[Extracted records]
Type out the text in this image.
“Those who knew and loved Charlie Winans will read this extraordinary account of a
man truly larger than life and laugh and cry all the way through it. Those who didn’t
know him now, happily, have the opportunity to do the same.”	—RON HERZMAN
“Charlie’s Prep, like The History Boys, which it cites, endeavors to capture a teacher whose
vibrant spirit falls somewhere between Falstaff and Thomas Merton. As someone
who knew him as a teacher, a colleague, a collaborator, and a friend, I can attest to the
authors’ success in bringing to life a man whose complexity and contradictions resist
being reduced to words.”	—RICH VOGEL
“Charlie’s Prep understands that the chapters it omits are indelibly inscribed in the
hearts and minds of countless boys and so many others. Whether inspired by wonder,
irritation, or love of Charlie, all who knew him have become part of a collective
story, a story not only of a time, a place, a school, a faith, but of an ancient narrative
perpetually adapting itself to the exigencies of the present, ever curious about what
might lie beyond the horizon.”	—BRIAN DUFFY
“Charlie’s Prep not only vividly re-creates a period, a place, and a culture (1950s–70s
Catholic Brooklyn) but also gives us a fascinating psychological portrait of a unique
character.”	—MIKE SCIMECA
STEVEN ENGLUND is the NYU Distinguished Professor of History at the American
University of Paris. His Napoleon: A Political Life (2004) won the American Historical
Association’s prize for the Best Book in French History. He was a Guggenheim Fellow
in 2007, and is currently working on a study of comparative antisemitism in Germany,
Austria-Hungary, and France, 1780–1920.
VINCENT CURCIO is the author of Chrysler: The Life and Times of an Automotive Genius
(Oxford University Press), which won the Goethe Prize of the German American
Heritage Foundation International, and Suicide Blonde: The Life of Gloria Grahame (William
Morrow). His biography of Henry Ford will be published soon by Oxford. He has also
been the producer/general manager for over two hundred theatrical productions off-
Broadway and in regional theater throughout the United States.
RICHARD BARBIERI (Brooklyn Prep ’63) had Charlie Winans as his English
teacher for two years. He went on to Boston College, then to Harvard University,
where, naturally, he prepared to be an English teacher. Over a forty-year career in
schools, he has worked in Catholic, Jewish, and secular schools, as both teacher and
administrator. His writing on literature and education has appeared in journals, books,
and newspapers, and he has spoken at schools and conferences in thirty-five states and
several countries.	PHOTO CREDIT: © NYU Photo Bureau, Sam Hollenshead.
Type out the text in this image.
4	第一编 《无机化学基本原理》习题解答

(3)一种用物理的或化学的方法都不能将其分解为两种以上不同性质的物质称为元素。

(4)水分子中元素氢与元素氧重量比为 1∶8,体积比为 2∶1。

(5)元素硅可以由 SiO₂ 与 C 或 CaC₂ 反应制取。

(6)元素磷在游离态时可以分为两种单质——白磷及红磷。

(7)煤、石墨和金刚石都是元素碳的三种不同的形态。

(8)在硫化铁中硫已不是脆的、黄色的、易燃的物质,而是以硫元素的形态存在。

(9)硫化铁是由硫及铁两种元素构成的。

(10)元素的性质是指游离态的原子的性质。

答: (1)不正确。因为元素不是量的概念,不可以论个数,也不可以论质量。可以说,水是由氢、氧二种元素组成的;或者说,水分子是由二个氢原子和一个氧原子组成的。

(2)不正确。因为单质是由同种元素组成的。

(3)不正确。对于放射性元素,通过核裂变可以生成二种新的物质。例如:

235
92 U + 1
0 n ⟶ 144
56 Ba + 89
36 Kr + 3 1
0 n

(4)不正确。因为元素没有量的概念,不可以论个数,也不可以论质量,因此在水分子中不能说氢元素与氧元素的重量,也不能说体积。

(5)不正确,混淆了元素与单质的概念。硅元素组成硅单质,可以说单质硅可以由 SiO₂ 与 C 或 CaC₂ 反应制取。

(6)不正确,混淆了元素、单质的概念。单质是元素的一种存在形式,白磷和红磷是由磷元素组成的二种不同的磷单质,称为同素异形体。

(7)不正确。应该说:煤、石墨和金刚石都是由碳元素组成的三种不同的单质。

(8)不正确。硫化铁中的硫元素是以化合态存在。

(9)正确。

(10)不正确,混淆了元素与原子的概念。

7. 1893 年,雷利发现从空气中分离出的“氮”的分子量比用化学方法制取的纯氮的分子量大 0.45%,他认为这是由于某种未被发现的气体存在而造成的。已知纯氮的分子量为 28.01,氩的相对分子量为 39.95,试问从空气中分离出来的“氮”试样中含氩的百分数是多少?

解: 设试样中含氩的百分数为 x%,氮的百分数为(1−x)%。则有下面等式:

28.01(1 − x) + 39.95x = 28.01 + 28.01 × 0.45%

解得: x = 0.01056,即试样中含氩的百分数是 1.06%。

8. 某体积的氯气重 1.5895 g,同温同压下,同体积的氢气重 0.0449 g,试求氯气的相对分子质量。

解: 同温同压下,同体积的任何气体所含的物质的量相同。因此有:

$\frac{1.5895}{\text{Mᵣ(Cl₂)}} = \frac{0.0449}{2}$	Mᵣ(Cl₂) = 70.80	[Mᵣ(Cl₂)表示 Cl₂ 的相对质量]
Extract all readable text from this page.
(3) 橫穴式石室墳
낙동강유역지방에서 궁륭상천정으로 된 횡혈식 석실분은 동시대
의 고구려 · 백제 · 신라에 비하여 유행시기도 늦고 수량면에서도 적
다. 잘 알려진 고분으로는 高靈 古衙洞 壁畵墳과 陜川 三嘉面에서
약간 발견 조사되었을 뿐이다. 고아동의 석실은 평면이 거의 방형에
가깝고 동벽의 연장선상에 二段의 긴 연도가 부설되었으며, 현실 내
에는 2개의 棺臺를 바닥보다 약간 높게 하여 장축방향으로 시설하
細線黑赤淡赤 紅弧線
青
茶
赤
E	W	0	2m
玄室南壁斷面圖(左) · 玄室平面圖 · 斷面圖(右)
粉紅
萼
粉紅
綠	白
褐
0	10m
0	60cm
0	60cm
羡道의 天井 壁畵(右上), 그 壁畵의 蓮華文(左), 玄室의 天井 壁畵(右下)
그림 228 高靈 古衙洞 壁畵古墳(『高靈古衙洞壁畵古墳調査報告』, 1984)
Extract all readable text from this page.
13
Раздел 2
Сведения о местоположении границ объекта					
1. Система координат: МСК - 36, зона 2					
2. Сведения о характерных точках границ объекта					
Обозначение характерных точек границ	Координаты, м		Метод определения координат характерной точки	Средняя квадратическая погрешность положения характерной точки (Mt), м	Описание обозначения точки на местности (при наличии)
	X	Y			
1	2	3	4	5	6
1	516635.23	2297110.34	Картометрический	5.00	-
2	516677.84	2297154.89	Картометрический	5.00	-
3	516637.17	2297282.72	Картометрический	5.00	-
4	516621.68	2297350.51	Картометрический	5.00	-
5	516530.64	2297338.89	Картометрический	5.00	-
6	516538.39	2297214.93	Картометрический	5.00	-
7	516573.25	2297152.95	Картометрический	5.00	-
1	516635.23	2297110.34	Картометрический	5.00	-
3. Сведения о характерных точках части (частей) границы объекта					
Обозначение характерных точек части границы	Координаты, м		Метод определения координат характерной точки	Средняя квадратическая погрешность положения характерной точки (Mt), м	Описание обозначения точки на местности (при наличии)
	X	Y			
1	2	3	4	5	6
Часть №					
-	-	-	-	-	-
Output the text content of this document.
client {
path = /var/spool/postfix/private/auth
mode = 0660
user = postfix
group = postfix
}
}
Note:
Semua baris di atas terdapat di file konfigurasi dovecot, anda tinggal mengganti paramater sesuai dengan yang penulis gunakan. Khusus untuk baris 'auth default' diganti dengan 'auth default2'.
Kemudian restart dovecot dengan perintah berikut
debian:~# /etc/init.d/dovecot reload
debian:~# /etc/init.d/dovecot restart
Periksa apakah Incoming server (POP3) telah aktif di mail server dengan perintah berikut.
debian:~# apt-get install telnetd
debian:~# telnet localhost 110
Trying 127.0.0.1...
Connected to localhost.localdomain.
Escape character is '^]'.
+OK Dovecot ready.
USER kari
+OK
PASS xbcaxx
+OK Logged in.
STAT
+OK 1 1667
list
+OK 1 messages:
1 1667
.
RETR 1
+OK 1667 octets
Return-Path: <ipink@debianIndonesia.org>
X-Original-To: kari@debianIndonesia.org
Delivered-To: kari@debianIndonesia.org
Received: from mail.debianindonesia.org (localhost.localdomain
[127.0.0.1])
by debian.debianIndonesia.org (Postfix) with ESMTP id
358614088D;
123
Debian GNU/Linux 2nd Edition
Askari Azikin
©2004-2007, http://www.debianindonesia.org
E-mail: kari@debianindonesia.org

AIM> Tally up the lines holding the word "Сведения" in the data above, and answer with that figure only.

COMPLETED TASK> 3